__AVAILABLE DATA__:

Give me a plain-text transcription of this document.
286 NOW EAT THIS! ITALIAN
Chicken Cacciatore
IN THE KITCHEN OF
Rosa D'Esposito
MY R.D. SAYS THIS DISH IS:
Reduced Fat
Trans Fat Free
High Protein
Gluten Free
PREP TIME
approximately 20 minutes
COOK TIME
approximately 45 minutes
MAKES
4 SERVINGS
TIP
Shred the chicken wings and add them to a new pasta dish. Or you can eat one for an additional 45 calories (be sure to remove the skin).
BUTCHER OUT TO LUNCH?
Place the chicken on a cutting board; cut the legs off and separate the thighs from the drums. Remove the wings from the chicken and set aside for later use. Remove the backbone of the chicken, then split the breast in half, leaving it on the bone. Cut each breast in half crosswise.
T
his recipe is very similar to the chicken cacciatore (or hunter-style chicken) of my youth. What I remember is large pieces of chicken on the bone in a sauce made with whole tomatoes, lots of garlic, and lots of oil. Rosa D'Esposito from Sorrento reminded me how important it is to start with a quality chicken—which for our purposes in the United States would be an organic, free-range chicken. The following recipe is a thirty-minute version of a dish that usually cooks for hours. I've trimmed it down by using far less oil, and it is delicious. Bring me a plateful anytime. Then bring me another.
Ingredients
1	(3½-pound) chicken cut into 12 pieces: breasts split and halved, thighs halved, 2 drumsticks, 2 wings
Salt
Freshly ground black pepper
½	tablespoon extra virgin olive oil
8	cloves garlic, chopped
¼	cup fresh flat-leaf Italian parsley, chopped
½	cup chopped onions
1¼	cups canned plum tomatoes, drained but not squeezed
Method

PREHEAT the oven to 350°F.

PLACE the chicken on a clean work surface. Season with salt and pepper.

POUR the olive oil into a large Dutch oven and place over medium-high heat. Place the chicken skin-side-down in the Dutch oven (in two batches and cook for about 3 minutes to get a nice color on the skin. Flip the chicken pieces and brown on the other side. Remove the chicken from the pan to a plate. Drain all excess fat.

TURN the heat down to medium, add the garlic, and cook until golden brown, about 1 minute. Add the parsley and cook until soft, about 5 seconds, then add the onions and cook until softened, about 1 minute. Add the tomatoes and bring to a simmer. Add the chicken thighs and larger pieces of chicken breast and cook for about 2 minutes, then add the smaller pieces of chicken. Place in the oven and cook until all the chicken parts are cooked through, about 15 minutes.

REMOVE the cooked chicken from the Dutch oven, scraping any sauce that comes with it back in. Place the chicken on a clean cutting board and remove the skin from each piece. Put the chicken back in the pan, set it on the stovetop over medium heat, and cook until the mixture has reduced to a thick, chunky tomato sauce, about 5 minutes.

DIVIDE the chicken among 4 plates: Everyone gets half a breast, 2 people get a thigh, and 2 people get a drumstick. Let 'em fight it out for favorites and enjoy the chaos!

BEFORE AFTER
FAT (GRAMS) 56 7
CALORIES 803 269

__REQUIREMENT__: Quote every record above exactly.

__ANSWER TO THIS PROBLEM__:
Give me a plain-text transcription of this document.
286 NOW EAT THIS! ITALIAN
Chicken Cacciatore
IN THE KITCHEN OF
Rosa D'Esposito
MY R.D. SAYS THIS DISH IS:
Reduced Fat
Trans Fat Free
High Protein
Gluten Free
PREP TIME
approximately 20 minutes
COOK TIME
approximately 45 minutes
MAKES
4 SERVINGS
TIP
Shred the chicken wings and add them to a new pasta dish. Or you can eat one for an additional 45 calories (be sure to remove the skin).
BUTCHER OUT TO LUNCH?
Place the chicken on a cutting board; cut the legs off and separate the thighs from the drums. Remove the wings from the chicken and set aside for later use. Remove the backbone of the chicken, then split the breast in half, leaving it on the bone. Cut each breast in half crosswise.
T
his recipe is very similar to the chicken cacciatore (or hunter-style chicken) of my youth. What I remember is large pieces of chicken on the bone in a sauce made with whole tomatoes, lots of garlic, and lots of oil. Rosa D'Esposito from Sorrento reminded me how important it is to start with a quality chicken—which for our purposes in the United States would be an organic, free-range chicken. The following recipe is a thirty-minute version of a dish that usually cooks for hours. I've trimmed it down by using far less oil, and it is delicious. Bring me a plateful anytime. Then bring me another.
Ingredients
1	(3½-pound) chicken cut into 12 pieces: breasts split and halved, thighs halved, 2 drumsticks, 2 wings
Salt
Freshly ground black pepper
½	tablespoon extra virgin olive oil
8	cloves garlic, chopped
¼	cup fresh flat-leaf Italian parsley, chopped
½	cup chopped onions
1¼	cups canned plum tomatoes, drained but not squeezed
Method

PREHEAT the oven to 350°F.

PLACE the chicken on a clean work surface. Season with salt and pepper.

POUR the olive oil into a large Dutch oven and place over medium-high heat. Place the chicken skin-side-down in the Dutch oven (in two batches and cook for about 3 minutes to get a nice color on the skin. Flip the chicken pieces and brown on the other side. Remove the chicken from the pan to a plate. Drain all excess fat.

TURN the heat down to medium, add the garlic, and cook until golden brown, about 1 minute. Add the parsley and cook until soft, about 5 seconds, then add the onions and cook until softened, about 1 minute. Add the tomatoes and bring to a simmer. Add the chicken thighs and larger pieces of chicken breast and cook for about 2 minutes, then add the smaller pieces of chicken. Place in the oven and cook until all the chicken parts are cooked through, about 15 minutes.

REMOVE the cooked chicken from the Dutch oven, scraping any sauce that comes with it back in. Place the chicken on a clean cutting board and remove the skin from each piece. Put the chicken back in the pan, set it on the stovetop over medium heat, and cook until the mixture has reduced to a thick, chunky tomato sauce, about 5 minutes.

DIVIDE the chicken among 4 plates: Everyone gets half a breast, 2 people get a thigh, and 2 people get a drumstick. Let 'em fight it out for favorites and enjoy the chaos!

BEFORE AFTER
FAT (GRAMS) 56 7
CALORIES 803 269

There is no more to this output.